■ Work to be completed
Starting with the line that contains "Decode this image", write out each line through the end of the listing, unchanged. Output nothing else.

(Dataset listings of figures)
################
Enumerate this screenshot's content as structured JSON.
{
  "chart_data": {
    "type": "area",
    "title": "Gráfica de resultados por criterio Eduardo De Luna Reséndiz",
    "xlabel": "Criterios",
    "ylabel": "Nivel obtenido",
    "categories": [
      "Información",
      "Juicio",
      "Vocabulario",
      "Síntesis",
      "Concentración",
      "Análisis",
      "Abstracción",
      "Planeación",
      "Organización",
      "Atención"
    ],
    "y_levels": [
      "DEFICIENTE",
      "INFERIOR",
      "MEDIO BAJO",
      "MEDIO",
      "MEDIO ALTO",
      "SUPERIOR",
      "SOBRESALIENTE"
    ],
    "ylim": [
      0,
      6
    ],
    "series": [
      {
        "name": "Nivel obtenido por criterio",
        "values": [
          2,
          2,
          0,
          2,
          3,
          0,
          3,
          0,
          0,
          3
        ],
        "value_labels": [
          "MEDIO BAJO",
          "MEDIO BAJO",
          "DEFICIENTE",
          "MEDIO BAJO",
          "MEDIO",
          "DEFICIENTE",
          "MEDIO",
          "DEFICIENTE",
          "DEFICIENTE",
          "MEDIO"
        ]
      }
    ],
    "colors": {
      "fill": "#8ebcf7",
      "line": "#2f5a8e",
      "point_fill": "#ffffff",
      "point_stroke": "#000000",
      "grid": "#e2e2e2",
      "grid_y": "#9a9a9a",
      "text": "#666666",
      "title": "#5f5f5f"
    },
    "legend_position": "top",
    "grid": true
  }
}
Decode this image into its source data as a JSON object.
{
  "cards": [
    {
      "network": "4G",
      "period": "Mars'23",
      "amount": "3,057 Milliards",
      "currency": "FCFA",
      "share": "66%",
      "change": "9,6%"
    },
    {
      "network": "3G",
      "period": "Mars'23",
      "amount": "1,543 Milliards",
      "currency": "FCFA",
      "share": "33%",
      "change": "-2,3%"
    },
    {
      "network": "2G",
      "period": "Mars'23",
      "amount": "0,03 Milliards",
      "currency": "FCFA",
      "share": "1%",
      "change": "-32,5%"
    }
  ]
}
################
■ Task response
Decode this image into its source data as a JSON object.
{
  "cards": [
    {
      "network": "4G",
      "period": "Mars'23",
      "amount": "3,057 Milliards",
      "currency": "FCFA",
      "share": "66%",
      "change": "9,6%"
    },
    {
      "network": "3G",
      "period": "Mars'23",
      "amount": "1,543 Milliards",
      "currency": "FCFA",
      "share": "33%",
      "change": "-2,3%"
    },
    {
      "network": "2G",
      "period": "Mars'23",
      "amount": "0,03 Milliards",
      "currency": "FCFA",
      "share": "1%",
      "change": "-32,5%"
    }
  ]
}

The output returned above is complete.